== GIVEN PROBLEM ==
Find each line with the word "home" in it, then give the total alone.

[Dataset excerpts]
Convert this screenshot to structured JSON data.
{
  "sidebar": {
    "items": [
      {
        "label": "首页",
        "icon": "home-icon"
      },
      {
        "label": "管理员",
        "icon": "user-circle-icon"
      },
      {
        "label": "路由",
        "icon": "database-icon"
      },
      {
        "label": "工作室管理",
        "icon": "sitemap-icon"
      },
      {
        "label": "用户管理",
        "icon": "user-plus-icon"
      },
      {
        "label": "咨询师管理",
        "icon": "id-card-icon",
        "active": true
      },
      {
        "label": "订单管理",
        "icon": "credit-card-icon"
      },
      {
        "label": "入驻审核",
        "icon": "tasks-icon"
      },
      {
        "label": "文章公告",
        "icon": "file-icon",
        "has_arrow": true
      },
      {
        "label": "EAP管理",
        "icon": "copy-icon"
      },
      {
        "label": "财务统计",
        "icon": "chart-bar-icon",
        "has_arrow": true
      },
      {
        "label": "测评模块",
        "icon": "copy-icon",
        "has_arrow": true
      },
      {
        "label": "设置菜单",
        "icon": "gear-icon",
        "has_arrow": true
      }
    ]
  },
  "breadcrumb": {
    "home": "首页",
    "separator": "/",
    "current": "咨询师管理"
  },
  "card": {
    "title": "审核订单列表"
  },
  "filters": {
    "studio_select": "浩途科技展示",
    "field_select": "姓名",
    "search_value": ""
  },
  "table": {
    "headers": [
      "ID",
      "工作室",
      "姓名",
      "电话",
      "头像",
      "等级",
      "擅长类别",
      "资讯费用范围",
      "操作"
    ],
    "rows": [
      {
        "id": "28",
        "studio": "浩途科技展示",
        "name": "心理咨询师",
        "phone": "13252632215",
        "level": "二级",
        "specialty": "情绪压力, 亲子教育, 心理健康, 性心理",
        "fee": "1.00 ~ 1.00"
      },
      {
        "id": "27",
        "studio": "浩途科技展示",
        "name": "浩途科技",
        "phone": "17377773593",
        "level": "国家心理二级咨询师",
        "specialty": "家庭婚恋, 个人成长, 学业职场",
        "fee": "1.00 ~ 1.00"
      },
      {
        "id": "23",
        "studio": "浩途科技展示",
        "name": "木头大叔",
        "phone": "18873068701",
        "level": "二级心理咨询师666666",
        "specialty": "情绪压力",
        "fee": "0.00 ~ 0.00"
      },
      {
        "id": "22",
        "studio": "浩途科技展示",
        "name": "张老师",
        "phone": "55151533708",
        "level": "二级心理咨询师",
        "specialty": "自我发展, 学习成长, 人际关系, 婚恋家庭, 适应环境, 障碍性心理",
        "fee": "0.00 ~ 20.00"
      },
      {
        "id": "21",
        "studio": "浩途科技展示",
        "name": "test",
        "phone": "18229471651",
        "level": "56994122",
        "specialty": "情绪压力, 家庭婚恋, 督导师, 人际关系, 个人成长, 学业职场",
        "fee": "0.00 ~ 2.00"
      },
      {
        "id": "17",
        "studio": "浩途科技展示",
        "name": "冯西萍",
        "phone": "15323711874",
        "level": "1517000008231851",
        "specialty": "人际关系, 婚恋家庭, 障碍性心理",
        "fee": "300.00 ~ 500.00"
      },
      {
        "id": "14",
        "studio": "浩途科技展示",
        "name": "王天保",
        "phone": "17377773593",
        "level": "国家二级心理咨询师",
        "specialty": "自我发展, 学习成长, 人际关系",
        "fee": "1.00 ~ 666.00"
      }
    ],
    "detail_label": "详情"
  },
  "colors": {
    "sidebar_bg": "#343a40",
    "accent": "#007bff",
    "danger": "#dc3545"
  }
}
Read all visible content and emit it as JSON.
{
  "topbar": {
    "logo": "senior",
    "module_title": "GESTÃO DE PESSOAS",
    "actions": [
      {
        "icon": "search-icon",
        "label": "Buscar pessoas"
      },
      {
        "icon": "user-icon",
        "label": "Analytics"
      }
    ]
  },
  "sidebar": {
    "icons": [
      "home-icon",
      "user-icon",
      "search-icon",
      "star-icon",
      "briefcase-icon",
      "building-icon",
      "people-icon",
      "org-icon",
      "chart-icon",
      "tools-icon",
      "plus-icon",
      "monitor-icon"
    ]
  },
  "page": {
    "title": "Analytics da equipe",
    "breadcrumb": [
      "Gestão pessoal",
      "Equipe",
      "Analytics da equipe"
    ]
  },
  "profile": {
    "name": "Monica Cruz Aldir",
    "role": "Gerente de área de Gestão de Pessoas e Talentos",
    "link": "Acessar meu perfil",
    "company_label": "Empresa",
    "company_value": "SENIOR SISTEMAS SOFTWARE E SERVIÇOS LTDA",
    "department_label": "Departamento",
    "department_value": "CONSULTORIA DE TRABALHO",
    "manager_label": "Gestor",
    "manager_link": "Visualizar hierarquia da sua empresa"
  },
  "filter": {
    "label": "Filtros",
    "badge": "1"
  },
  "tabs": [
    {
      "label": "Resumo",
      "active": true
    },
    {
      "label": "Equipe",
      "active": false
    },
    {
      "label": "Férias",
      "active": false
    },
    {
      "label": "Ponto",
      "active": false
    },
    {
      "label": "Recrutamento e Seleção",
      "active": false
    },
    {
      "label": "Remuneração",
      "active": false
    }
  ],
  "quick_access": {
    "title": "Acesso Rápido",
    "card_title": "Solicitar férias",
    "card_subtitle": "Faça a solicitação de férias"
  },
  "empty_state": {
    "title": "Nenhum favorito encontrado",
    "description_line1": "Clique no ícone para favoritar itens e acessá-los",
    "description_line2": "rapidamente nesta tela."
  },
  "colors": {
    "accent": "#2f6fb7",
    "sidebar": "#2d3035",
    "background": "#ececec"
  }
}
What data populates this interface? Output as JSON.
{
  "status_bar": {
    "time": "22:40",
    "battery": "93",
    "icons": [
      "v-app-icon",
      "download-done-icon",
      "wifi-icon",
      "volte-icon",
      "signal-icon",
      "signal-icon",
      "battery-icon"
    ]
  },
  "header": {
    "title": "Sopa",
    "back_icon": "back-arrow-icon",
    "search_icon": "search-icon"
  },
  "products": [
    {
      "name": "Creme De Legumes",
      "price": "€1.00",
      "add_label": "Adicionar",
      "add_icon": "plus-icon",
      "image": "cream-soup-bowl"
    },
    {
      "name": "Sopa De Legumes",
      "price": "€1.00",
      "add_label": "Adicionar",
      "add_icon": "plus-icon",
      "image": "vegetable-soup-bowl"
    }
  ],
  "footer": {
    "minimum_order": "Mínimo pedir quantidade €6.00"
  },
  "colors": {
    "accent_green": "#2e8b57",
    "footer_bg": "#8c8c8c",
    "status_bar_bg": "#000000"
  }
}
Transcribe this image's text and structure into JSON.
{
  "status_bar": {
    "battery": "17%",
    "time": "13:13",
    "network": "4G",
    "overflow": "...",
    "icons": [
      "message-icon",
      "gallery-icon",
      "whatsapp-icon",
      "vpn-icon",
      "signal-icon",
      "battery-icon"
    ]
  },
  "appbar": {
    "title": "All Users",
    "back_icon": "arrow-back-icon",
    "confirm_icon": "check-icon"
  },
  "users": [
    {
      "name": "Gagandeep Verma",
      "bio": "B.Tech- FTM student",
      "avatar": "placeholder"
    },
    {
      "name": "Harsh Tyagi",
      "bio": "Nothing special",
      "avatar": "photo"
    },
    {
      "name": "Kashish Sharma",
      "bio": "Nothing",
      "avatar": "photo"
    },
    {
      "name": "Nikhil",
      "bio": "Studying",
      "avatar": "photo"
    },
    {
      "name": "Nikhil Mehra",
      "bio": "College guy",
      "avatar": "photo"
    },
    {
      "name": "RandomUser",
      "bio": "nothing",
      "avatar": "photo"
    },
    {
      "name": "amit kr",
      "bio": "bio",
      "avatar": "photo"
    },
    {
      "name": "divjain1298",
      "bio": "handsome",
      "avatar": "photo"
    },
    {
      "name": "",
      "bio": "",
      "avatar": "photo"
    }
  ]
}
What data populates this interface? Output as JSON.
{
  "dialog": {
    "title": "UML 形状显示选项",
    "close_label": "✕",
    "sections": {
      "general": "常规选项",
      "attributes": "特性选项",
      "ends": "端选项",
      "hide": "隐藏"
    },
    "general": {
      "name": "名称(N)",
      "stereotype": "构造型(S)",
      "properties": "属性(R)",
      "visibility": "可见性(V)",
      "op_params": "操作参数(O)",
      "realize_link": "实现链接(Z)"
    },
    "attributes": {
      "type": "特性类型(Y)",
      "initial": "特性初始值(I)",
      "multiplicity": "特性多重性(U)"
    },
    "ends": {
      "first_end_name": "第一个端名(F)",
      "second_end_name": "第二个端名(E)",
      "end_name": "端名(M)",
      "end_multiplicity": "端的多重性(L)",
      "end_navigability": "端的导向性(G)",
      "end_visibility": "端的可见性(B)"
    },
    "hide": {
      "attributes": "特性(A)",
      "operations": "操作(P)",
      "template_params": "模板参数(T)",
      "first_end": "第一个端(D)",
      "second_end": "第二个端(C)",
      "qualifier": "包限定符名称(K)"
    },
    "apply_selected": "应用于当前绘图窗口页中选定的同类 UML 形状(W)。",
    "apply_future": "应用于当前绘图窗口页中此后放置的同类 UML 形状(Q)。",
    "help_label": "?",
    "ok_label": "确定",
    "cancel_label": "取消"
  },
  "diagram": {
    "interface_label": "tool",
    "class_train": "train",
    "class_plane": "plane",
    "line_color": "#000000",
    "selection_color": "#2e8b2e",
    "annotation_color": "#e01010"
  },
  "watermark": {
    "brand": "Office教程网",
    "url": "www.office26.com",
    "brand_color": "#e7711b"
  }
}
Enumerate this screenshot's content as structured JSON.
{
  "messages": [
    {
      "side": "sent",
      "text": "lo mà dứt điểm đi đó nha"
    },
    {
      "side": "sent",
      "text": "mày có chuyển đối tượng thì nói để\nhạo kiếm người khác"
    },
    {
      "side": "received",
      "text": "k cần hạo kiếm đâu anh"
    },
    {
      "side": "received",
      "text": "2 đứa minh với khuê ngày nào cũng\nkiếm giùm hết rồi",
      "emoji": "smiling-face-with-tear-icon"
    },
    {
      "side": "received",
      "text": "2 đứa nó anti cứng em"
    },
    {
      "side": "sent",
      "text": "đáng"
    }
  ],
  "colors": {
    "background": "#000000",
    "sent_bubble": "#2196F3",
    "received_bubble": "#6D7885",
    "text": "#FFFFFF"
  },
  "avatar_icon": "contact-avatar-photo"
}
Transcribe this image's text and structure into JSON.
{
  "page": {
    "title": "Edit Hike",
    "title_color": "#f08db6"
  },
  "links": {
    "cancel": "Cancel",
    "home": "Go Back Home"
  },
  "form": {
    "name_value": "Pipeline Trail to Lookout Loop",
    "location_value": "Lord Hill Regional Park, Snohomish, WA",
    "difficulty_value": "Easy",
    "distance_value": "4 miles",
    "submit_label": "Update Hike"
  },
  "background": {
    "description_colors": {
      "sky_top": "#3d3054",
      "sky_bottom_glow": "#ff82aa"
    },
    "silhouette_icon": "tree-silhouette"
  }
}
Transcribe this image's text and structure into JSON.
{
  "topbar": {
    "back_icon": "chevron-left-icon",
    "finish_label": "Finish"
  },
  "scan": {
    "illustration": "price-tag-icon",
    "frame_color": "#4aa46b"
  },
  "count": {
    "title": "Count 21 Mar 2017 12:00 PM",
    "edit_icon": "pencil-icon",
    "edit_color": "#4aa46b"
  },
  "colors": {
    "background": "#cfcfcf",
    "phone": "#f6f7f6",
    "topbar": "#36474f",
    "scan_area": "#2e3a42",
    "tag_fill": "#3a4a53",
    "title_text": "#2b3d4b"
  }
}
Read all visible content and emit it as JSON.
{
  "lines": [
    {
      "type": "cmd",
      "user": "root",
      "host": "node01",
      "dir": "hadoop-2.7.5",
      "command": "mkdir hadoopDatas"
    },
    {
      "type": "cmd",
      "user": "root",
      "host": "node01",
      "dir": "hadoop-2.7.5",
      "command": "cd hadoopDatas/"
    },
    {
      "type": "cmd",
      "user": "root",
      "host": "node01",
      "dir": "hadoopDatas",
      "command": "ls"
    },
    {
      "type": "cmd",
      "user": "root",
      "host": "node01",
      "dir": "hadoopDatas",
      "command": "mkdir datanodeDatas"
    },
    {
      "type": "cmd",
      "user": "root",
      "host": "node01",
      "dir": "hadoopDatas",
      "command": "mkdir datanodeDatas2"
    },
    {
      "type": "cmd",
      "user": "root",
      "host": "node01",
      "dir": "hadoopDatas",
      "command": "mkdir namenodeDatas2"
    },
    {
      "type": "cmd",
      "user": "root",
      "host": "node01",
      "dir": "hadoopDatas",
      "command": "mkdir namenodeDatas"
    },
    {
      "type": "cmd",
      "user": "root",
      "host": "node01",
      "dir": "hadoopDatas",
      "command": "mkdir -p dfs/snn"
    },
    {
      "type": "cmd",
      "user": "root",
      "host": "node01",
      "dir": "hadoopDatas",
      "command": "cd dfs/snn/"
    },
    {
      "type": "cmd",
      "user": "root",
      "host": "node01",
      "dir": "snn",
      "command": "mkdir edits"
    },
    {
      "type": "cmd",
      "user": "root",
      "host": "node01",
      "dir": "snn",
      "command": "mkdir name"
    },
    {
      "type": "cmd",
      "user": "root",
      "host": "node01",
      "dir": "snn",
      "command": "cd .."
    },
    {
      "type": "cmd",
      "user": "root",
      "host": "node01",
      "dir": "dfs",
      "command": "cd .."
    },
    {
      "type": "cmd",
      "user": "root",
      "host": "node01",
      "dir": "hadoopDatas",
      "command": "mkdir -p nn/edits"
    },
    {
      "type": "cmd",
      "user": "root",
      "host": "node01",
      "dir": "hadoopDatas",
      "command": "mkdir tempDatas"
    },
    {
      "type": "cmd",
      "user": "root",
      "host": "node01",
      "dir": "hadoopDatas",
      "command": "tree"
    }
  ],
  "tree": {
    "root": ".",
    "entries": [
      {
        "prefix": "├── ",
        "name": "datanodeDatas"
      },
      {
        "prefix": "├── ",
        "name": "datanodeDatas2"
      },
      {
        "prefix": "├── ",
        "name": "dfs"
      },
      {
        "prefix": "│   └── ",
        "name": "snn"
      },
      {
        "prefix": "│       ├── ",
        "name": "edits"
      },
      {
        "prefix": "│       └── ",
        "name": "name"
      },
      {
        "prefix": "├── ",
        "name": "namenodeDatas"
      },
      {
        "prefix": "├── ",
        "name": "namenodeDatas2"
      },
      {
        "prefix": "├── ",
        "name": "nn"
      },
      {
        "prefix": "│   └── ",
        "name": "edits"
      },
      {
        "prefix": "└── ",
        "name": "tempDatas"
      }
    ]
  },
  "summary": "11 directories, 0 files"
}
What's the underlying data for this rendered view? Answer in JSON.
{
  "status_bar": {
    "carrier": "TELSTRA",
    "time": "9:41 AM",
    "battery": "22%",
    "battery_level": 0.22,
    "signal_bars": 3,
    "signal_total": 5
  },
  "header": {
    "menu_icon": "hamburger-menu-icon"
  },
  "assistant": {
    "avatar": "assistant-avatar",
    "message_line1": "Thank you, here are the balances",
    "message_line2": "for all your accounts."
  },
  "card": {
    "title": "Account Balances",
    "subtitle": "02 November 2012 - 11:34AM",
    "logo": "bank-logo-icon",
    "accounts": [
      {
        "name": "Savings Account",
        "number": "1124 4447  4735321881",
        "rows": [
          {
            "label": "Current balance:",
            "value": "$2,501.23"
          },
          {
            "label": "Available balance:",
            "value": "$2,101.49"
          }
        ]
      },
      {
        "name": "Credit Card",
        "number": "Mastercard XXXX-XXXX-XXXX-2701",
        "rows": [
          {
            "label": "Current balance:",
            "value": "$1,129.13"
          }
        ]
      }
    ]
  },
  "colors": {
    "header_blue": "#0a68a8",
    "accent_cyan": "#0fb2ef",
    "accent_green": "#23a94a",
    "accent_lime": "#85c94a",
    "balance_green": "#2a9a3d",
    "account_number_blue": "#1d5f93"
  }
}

== OUTPUT FOR THIS EXERCISE ==
4